Your instructions. Write out all of the entries exactly, please.

________________

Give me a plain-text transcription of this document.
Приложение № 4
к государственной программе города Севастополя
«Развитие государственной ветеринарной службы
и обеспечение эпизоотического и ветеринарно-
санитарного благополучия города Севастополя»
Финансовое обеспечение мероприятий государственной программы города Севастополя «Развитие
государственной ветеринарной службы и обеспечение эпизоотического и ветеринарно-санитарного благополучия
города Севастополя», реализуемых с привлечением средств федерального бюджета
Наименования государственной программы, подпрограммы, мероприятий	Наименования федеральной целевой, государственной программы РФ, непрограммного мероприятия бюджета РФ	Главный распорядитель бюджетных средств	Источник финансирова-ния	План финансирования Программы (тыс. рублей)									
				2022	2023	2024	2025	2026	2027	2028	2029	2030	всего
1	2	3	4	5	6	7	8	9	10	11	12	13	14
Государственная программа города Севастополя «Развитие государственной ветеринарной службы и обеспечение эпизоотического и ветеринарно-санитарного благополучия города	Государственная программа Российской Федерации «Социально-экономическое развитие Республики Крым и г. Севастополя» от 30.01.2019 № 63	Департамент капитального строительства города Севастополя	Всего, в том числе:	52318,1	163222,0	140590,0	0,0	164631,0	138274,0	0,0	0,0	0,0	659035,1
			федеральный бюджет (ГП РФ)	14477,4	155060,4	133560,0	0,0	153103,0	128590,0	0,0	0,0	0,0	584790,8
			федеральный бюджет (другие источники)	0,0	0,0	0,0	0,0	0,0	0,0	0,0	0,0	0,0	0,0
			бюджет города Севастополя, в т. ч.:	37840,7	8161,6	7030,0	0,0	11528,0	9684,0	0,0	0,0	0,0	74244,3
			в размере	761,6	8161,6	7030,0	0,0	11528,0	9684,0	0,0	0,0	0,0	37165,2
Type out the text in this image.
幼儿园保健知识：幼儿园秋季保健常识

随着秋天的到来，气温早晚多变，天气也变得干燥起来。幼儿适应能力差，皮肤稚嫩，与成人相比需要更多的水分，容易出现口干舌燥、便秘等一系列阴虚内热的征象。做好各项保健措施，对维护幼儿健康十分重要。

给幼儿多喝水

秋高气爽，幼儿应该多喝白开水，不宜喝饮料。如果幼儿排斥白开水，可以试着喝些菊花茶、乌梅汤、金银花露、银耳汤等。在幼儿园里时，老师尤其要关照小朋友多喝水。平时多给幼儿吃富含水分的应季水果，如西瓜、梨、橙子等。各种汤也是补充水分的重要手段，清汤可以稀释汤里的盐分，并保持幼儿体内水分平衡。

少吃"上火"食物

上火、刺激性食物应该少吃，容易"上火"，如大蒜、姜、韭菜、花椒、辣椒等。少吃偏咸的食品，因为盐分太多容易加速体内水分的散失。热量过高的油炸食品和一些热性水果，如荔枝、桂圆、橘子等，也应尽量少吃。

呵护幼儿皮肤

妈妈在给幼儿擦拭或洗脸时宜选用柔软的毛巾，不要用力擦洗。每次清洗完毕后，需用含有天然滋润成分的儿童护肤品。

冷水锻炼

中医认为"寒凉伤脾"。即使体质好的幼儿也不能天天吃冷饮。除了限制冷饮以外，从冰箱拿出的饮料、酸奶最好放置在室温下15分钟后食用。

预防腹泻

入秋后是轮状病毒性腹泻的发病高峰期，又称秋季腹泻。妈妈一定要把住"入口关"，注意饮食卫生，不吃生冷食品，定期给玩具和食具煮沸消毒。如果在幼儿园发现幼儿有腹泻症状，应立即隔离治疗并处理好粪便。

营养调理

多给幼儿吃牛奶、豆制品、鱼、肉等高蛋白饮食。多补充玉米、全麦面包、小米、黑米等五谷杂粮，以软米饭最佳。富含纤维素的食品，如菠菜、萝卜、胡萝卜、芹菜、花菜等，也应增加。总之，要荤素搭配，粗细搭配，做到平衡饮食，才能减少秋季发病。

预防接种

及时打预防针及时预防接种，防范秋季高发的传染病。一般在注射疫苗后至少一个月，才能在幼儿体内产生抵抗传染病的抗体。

________________

Solution.
Give me a plain-text transcription of this document.
Приложение № 4
к государственной программе города Севастополя
«Развитие государственной ветеринарной службы
и обеспечение эпизоотического и ветеринарно-
санитарного благополучия города Севастополя»
Финансовое обеспечение мероприятий государственной программы города Севастополя «Развитие
государственной ветеринарной службы и обеспечение эпизоотического и ветеринарно-санитарного благополучия
города Севастополя», реализуемых с привлечением средств федерального бюджета
Наименования государственной программы, подпрограммы, мероприятий	Наименования федеральной целевой, государственной программы РФ, непрограммного мероприятия бюджета РФ	Главный распорядитель бюджетных средств	Источник финансирова-ния	План финансирования Программы (тыс. рублей)									
				2022	2023	2024	2025	2026	2027	2028	2029	2030	всего
1	2	3	4	5	6	7	8	9	10	11	12	13	14
Государственная программа города Севастополя «Развитие государственной ветеринарной службы и обеспечение эпизоотического и ветеринарно-санитарного благополучия города	Государственная программа Российской Федерации «Социально-экономическое развитие Республики Крым и г. Севастополя» от 30.01.2019 № 63	Департамент капитального строительства города Севастополя	Всего, в том числе:	52318,1	163222,0	140590,0	0,0	164631,0	138274,0	0,0	0,0	0,0	659035,1
			федеральный бюджет (ГП РФ)	14477,4	155060,4	133560,0	0,0	153103,0	128590,0	0,0	0,0	0,0	584790,8
			федеральный бюджет (другие источники)	0,0	0,0	0,0	0,0	0,0	0,0	0,0	0,0	0,0	0,0
			бюджет города Севастополя, в т. ч.:	37840,7	8161,6	7030,0	0,0	11528,0	9684,0	0,0	0,0	0,0	74244,3
			в размере	761,6	8161,6	7030,0	0,0	11528,0	9684,0	0,0	0,0	0,0	37165,2
Type out the text in this image.
幼儿园保健知识：幼儿园秋季保健常识

随着秋天的到来，气温早晚多变，天气也变得干燥起来。幼儿适应能力差，皮肤稚嫩，与成人相比需要更多的水分，容易出现口干舌燥、便秘等一系列阴虚内热的征象。做好各项保健措施，对维护幼儿健康十分重要。

给幼儿多喝水

秋高气爽，幼儿应该多喝白开水，不宜喝饮料。如果幼儿排斥白开水，可以试着喝些菊花茶、乌梅汤、金银花露、银耳汤等。在幼儿园里时，老师尤其要关照小朋友多喝水。平时多给幼儿吃富含水分的应季水果，如西瓜、梨、橙子等。各种汤也是补充水分的重要手段，清汤可以稀释汤里的盐分，并保持幼儿体内水分平衡。

少吃"上火"食物

上火、刺激性食物应该少吃，容易"上火"，如大蒜、姜、韭菜、花椒、辣椒等。少吃偏咸的食品，因为盐分太多容易加速体内水分的散失。热量过高的油炸食品和一些热性水果，如荔枝、桂圆、橘子等，也应尽量少吃。

呵护幼儿皮肤

妈妈在给幼儿擦拭或洗脸时宜选用柔软的毛巾，不要用力擦洗。每次清洗完毕后，需用含有天然滋润成分的儿童护肤品。

冷水锻炼

中医认为"寒凉伤脾"。即使体质好的幼儿也不能天天吃冷饮。除了限制冷饮以外，从冰箱拿出的饮料、酸奶最好放置在室温下15分钟后食用。

预防腹泻

入秋后是轮状病毒性腹泻的发病高峰期，又称秋季腹泻。妈妈一定要把住"入口关"，注意饮食卫生，不吃生冷食品，定期给玩具和食具煮沸消毒。如果在幼儿园发现幼儿有腹泻症状，应立即隔离治疗并处理好粪便。

营养调理

多给幼儿吃牛奶、豆制品、鱼、肉等高蛋白饮食。多补充玉米、全麦面包、小米、黑米等五谷杂粮，以软米饭最佳。富含纤维素的食品，如菠菜、萝卜、胡萝卜、芹菜、花菜等，也应增加。总之，要荤素搭配，粗细搭配，做到平衡饮食，才能减少秋季发病。

预防接种

及时打预防针及时预防接种，防范秋季高发的传染病。一般在注射疫苗后至少一个月，才能在幼儿体内产生抵抗传染病的抗体。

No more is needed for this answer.